**Task:**
Scan the lines below for the string "turlari" and copy every one that has it.

[Recorded data]
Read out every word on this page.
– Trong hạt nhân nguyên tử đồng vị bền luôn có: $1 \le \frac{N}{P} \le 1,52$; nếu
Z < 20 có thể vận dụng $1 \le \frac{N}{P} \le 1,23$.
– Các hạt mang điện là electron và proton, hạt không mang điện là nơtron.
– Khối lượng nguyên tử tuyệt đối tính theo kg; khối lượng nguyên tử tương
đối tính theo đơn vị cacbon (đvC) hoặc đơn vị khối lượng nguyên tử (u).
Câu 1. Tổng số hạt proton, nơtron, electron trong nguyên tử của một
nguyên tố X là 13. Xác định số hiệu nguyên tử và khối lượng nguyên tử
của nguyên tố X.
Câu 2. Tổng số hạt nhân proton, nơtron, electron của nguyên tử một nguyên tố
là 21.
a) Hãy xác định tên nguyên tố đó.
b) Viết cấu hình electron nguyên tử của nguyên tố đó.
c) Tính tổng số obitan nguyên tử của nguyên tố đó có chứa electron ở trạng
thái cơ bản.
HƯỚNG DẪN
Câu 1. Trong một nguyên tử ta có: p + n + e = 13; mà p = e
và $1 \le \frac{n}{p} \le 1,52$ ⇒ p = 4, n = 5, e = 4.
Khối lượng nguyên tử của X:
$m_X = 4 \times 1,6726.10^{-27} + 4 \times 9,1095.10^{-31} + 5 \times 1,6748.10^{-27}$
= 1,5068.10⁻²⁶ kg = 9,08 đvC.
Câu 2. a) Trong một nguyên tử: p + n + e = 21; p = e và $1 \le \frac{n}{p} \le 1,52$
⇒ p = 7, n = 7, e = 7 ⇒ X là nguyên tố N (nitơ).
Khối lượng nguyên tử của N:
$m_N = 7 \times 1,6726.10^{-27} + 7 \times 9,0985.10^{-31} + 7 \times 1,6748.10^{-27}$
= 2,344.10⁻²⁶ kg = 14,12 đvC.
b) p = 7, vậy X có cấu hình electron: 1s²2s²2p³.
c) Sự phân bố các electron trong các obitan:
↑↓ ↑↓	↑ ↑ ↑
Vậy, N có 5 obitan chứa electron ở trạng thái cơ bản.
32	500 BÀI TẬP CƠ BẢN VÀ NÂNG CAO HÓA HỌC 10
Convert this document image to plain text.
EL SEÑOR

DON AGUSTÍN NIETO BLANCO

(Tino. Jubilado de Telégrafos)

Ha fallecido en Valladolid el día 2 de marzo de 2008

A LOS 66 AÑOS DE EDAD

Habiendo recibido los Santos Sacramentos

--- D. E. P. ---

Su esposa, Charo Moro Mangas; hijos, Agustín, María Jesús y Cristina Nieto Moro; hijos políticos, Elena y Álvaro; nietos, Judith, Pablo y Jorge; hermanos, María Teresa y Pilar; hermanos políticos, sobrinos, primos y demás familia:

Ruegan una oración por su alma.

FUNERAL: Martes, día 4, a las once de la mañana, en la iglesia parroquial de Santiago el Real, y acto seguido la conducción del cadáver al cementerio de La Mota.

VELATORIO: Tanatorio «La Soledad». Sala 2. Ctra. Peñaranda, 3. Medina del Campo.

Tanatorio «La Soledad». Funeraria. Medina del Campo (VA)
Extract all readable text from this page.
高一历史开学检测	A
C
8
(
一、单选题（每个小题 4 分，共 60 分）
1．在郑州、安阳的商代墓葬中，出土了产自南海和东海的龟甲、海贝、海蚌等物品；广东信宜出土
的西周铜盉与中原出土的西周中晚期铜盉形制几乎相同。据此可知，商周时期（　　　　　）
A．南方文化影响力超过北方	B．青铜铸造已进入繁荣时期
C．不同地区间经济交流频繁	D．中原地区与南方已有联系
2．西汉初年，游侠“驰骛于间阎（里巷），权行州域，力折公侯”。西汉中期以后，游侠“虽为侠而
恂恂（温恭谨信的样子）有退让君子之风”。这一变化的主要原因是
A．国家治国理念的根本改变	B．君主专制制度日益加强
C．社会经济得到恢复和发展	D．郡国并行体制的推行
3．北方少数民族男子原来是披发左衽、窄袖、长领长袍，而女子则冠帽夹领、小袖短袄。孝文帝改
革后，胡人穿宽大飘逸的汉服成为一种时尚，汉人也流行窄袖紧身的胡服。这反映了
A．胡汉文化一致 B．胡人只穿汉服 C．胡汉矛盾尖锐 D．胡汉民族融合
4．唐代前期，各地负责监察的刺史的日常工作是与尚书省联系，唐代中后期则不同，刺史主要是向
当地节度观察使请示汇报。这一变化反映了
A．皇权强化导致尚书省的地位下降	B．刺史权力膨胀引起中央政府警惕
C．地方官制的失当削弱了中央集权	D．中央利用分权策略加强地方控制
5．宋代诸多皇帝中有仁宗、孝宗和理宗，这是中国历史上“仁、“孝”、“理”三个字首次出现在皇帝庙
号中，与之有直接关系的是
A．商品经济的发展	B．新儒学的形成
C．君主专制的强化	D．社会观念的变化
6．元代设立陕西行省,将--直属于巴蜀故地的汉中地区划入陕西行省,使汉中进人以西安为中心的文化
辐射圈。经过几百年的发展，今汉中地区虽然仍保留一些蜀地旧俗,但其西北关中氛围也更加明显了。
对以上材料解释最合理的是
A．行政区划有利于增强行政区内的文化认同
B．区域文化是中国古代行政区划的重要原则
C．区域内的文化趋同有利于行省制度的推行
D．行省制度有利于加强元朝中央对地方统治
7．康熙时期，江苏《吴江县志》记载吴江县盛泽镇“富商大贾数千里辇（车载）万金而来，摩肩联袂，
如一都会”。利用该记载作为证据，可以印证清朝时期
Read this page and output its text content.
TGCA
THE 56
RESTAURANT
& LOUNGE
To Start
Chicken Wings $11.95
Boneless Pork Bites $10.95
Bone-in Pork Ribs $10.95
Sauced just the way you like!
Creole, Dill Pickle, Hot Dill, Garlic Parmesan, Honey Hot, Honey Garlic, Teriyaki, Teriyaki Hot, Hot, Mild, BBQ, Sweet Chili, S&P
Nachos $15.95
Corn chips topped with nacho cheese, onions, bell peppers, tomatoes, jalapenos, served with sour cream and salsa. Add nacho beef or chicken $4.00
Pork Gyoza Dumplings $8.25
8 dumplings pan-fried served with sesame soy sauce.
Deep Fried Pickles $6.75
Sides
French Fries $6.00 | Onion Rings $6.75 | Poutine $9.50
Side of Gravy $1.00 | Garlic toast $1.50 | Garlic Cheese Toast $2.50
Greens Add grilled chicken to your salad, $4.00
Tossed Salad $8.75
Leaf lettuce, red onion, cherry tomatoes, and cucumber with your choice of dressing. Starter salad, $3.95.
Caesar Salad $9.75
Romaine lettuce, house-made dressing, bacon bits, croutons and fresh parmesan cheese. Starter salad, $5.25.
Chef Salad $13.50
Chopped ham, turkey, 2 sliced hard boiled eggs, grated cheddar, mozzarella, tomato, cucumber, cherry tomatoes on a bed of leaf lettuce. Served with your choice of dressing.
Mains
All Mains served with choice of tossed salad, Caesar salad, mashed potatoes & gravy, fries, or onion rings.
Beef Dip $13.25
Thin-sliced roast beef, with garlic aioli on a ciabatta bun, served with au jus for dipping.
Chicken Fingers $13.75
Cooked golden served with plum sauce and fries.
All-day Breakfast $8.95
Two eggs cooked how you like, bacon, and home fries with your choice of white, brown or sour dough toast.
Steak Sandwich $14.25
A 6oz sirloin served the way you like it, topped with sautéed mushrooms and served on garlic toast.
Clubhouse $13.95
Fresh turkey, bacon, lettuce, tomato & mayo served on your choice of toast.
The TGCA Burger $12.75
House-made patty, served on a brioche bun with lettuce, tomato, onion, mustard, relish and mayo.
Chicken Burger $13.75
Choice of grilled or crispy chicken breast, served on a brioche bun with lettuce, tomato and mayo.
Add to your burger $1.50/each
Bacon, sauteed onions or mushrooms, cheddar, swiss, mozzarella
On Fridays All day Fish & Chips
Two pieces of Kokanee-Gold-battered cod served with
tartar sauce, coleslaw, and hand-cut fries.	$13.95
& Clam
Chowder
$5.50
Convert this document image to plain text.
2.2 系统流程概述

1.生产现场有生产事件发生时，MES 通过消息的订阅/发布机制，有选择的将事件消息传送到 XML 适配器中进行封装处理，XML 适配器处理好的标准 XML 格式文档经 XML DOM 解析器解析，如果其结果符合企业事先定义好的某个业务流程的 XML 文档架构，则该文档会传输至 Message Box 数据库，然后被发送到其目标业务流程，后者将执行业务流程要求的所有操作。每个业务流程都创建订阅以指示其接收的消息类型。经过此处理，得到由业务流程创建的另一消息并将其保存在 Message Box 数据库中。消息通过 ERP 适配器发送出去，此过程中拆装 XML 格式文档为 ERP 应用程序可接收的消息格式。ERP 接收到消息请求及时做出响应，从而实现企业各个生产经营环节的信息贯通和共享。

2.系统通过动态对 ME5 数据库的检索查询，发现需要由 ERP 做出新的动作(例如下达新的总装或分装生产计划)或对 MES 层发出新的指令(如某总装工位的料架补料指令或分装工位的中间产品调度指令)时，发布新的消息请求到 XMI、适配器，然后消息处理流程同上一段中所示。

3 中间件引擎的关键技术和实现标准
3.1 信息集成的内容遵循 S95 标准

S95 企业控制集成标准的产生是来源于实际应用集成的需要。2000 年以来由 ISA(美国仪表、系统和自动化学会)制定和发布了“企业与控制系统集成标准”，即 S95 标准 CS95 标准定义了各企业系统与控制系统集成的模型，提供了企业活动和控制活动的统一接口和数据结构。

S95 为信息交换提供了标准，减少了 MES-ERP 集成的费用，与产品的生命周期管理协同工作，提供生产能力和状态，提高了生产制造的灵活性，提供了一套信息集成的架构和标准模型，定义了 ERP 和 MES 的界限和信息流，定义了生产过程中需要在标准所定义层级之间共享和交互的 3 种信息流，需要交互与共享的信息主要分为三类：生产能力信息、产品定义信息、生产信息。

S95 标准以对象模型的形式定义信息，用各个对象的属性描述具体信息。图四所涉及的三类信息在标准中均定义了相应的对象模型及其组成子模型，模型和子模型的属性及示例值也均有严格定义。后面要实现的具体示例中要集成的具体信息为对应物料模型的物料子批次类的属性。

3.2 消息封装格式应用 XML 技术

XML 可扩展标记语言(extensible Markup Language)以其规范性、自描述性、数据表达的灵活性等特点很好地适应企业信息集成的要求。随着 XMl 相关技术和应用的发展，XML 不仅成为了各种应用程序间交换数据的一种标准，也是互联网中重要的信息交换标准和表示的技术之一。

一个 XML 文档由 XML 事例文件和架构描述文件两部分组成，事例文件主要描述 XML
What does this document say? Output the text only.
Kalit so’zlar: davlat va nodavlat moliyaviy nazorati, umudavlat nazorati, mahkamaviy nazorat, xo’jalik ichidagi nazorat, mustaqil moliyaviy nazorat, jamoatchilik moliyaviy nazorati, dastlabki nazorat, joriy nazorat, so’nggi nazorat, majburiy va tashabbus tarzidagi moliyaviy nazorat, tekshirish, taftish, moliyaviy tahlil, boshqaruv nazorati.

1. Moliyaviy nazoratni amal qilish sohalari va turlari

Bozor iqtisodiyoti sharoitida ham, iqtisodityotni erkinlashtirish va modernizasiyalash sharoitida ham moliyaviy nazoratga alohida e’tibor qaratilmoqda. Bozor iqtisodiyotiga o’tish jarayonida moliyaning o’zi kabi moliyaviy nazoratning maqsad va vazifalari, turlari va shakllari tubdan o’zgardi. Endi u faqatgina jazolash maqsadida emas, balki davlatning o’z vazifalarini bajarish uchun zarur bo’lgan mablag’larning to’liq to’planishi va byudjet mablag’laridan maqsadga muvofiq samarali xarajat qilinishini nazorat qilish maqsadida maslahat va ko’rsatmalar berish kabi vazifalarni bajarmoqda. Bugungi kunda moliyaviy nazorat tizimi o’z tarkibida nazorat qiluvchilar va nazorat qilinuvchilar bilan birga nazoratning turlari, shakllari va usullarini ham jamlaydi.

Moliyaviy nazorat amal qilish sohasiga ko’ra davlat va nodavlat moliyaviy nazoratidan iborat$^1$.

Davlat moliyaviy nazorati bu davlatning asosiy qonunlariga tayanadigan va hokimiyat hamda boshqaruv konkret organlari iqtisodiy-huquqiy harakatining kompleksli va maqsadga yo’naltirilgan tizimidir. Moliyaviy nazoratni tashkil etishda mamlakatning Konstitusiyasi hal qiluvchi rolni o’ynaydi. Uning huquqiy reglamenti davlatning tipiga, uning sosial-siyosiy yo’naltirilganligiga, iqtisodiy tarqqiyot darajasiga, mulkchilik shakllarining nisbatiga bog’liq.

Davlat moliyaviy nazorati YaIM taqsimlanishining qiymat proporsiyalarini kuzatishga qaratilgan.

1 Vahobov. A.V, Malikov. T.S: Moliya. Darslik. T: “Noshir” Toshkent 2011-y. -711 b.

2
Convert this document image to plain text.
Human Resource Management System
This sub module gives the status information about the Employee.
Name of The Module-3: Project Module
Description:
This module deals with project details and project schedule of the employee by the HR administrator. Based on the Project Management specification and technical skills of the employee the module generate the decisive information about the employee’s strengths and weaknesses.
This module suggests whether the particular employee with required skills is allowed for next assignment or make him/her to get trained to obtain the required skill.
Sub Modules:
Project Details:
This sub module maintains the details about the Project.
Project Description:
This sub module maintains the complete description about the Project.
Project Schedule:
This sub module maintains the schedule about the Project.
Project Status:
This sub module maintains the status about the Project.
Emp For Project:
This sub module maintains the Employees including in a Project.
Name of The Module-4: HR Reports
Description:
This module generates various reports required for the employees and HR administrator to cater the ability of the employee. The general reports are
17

**Task result:**
1. Moliyaviy nazoratni amal qilish sohalari va turlari
Bozor iqtisodiyoti sharoitida ham, iqtisodityotni erkinlashtirish va modernizasiyalash sharoitida ham moliyaviy nazoratga alohida e’tibor qaratilmoqda. Bozor iqtisodiyotiga o’tish jarayonida moliyaning o’zi kabi moliyaviy nazoratning maqsad va vazifalari, turlari va shakllari tubdan o’zgardi. Endi u faqatgina jazolash maqsadida emas, balki davlatning o’z vazifalarini bajarish uchun zarur bo’lgan mablag’larning to’liq to’planishi va byudjet mablag’laridan maqsadga muvofiq samarali xarajat qilinishini nazorat qilish maqsadida maslahat va ko’rsatmalar berish kabi vazifalarni bajarmoqda. Bugungi kunda moliyaviy nazorat tizimi o’z tarkibida nazorat qiluvchilar va nazorat qilinuvchilar bilan birga nazoratning turlari, shakllari va usullarini ham jamlaydi.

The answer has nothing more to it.